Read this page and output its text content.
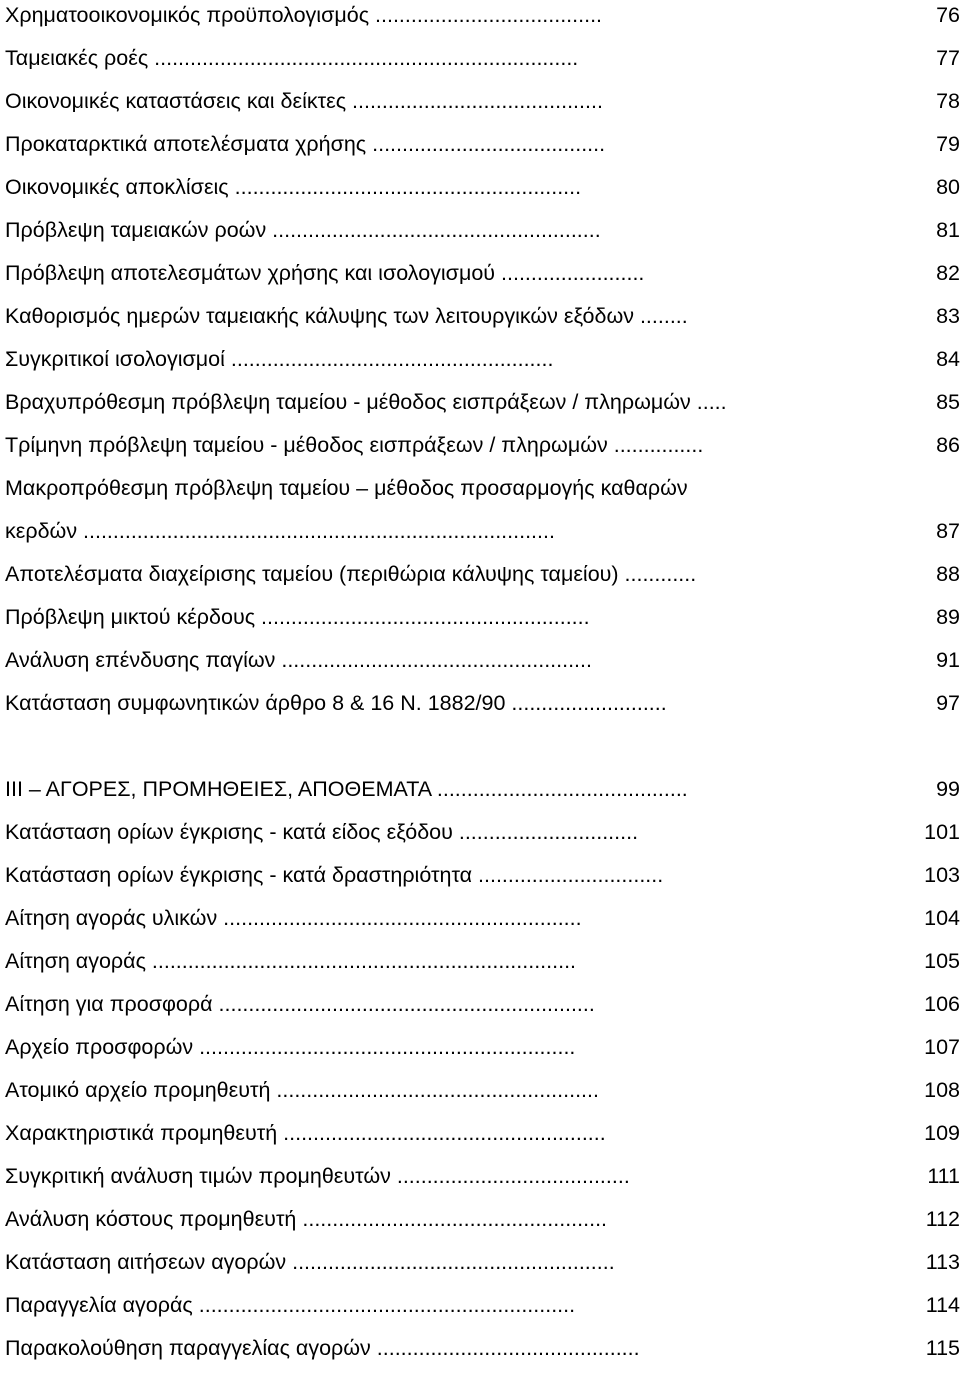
Χρηματοοικονομικός προϋπολογισμός ......................................	76
Ταμειακές ροές .......................................................................	77
Οικονομικές καταστάσεις και δείκτες ..........................................	78
Προκαταρκτικά αποτελέσματα χρήσης .......................................	79
Οικονομικές αποκλίσεις ..........................................................	80
Πρόβλεψη ταμειακών ροών .......................................................	81
Πρόβλεψη αποτελεσμάτων χρήσης και ισολογισμού ........................	82
Καθορισμός ημερών ταμειακής κάλυψης των λειτουργικών εξόδων ........	83
Συγκριτικοί ισολογισμοί ......................................................	84
Βραχυπρόθεσμη πρόβλεψη ταμείου - μέθοδος εισπράξεων / πληρωμών .....	85
Τρίμηνη πρόβλεψη ταμείου - μέθοδος εισπράξεων / πληρωμών ...............	86
Μακροπρόθεσμη πρόβλεψη ταμείου – μέθοδος προσαρμογής καθαρών
κερδών ...............................................................................	87
Αποτελέσματα διαχείρισης ταμείου (περιθώρια κάλυψης ταμείου) ............	88
Πρόβλεψη μικτού κέρδους .......................................................	89
Ανάλυση επένδυσης παγίων ....................................................	91
Κατάσταση συμφωνητικών άρθρο 8 & 16 Ν. 1882/90 ..........................	97
ΙΙΙ – ΑΓΟΡΕΣ, ΠΡΟΜΗΘΕΙΕΣ, ΑΠΟΘΕΜΑΤΑ ..........................................	99
Κατάσταση ορίων έγκρισης - κατά είδος εξόδου ..............................	101
Κατάσταση ορίων έγκρισης - κατά δραστηριότητα ...............................	103
Αίτηση αγοράς υλικών ............................................................	104
Αίτηση αγοράς .......................................................................	105
Αίτηση για προσφορά ...............................................................	106
Αρχείο προσφορών ...............................................................	107
Ατομικό αρχείο προμηθευτή ......................................................	108
Χαρακτηριστικά προμηθευτή ......................................................	109
Συγκριτική ανάλυση τιμών προμηθευτών .......................................	111
Ανάλυση κόστους προμηθευτή ...................................................	112
Κατάσταση αιτήσεων αγορών ......................................................	113
Παραγγελία αγοράς ...............................................................	114
Παρακολούθηση παραγγελίας αγορών ............................................	115
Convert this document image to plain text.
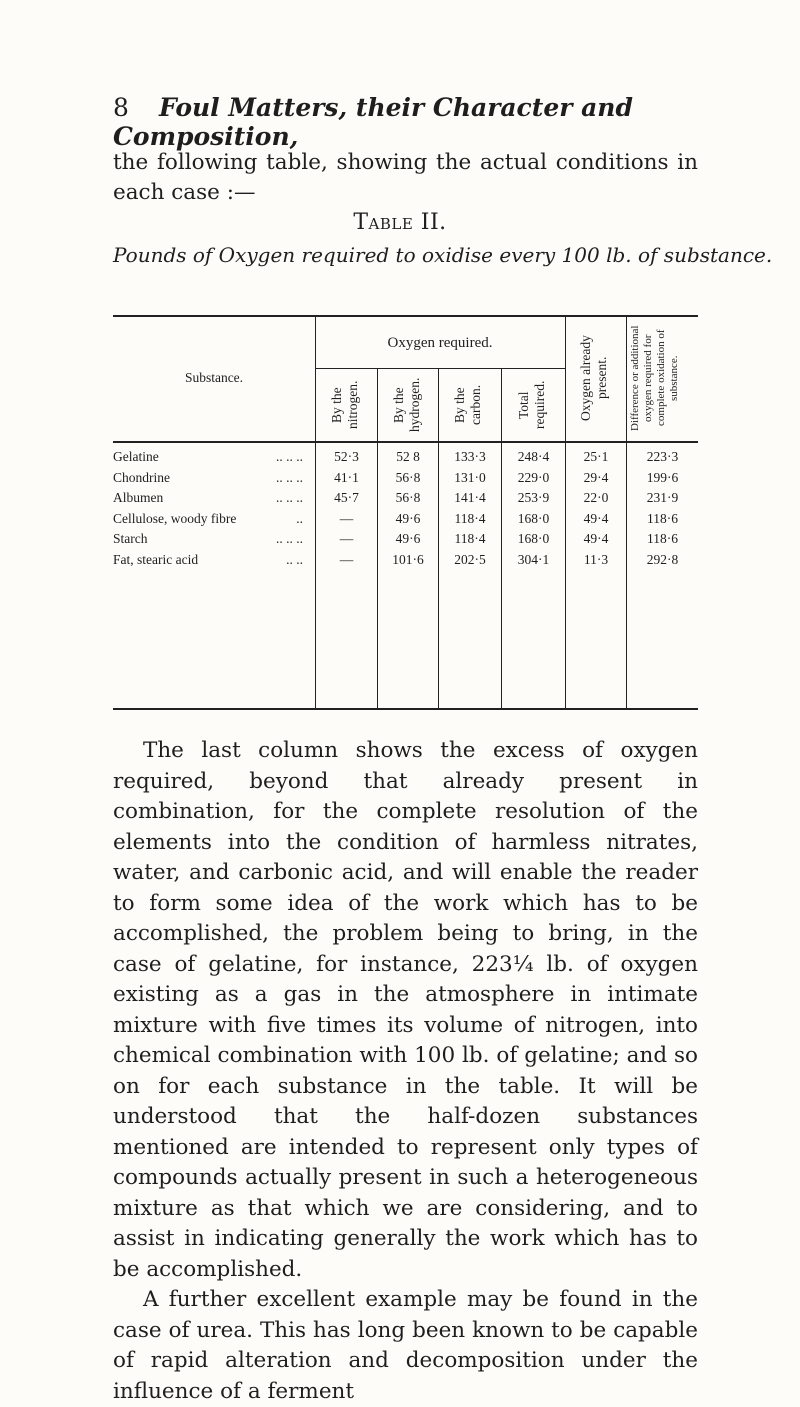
8 Foul Matters, their Character and Composition,
the following table, showing the actual conditions in each case :—
Table II.
Pounds of Oxygen required to oxidise every 100 lb. of substance.
Substance.
Oxygen required.
By the nitrogen. By the hydrogen. By the carbon. Total required. Oxygen already present.	Difference or additional oxygen required for complete oxidation of substance.
Gelatine	.. .. ..	52·3	52 8	133·3	248·4	25·1	223·3
Chondrine	.. .. ..	41·1	56·8	131·0	229·0	29·4	199·6
Albumen	.. .. ..	45·7	56·8	141·4	253·9	22·0	231·9
Cellulose, woody fibre	..	—	49·6	118·4	168·0	49·4	118·6
Starch	.. .. ..	—	49·6	118·4	168·0	49·4	118·6
Fat, stearic acid	.. ..	—	101·6	202·5	304·1	11·3	292·8

The last column shows the excess of oxygen required, beyond that already present in combination, for the complete resolution of the elements into the condition of harmless nitrates, water, and carbonic acid, and will enable the reader to form some idea of the work which has to be accomplished, the problem being to bring, in the case of gelatine, for instance, 223¼ lb. of oxygen existing as a gas in the atmosphere in intimate mixture with five times its volume of nitrogen, into chemical combination with 100 lb. of gelatine; and so on for each substance in the table. It will be understood that the half-dozen substances mentioned are intended to represent only types of compounds actually present in such a heterogeneous mixture as that which we are considering, and to assist in indicating generally the work which has to be accomplished.

A further excellent example may be found in the case of urea. This has long been known to be capable of rapid alteration and decomposition under the influence of a ferment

= = = = = = =

WHAT IS BEING ASKED » In the listing, find every line with the word "αγοράς" and state how many there are, nothing more.

WRITTEN REPLY » 3